Work required | Each line of the records containing "lista" is to be copied out and returned.

Website and app data records:
-- Opening Marker --
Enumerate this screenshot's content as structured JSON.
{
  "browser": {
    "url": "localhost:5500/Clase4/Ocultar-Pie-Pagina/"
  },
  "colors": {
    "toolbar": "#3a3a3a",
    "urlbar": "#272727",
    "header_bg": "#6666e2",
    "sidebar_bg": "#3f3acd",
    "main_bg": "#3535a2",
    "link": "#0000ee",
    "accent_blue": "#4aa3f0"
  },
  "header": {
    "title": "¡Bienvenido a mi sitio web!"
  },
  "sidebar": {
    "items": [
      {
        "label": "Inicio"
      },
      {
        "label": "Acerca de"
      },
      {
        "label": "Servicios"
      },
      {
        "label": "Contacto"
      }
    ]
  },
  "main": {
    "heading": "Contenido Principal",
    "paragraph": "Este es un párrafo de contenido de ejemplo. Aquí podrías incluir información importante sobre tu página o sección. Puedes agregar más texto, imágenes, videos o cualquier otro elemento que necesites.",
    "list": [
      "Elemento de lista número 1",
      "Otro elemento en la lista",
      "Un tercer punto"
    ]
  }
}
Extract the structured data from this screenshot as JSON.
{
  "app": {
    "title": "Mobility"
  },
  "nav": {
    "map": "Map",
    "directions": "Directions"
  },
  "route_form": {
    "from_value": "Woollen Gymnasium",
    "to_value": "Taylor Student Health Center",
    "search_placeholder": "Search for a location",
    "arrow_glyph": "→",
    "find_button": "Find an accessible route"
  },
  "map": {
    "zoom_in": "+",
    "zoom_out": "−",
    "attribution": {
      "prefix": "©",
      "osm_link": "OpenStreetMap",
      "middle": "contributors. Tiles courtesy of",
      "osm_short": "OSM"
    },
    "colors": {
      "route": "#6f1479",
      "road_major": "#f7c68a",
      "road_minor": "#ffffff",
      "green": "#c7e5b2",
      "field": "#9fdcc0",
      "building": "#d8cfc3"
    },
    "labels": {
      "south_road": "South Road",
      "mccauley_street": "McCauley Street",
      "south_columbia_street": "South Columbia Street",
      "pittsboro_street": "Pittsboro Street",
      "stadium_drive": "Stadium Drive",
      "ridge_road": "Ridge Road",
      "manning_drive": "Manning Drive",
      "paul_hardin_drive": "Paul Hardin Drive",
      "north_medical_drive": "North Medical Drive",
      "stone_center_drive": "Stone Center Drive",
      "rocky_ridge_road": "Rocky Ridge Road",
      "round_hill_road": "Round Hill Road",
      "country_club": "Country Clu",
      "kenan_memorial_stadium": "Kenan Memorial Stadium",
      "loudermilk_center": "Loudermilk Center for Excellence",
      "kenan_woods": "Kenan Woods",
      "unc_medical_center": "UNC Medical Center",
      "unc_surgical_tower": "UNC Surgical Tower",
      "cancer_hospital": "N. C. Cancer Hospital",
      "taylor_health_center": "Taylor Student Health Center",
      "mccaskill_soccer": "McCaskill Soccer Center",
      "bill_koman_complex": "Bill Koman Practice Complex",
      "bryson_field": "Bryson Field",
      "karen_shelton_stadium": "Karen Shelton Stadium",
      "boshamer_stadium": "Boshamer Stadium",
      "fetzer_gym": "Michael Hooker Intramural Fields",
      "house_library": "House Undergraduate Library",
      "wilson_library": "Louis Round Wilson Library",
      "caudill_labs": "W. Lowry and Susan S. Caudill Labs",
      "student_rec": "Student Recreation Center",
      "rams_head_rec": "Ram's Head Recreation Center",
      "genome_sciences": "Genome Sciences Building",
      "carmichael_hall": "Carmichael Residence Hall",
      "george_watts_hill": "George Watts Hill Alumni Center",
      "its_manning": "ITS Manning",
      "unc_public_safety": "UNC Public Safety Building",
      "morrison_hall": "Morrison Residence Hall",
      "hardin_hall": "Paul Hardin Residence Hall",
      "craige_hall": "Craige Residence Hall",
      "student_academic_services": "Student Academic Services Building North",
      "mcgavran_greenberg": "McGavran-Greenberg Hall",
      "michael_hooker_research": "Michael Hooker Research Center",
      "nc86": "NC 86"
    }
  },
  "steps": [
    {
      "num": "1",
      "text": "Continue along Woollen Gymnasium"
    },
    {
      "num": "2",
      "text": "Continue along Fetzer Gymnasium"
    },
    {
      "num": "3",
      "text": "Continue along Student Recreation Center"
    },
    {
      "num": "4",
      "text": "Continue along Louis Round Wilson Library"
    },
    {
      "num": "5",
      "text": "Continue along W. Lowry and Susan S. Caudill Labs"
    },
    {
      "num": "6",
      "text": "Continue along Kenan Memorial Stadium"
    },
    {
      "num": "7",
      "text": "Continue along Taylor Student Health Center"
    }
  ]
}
-- Closing Marker --
Response below |
      "Elemento de lista número 1",
      "Otro elemento en la lista",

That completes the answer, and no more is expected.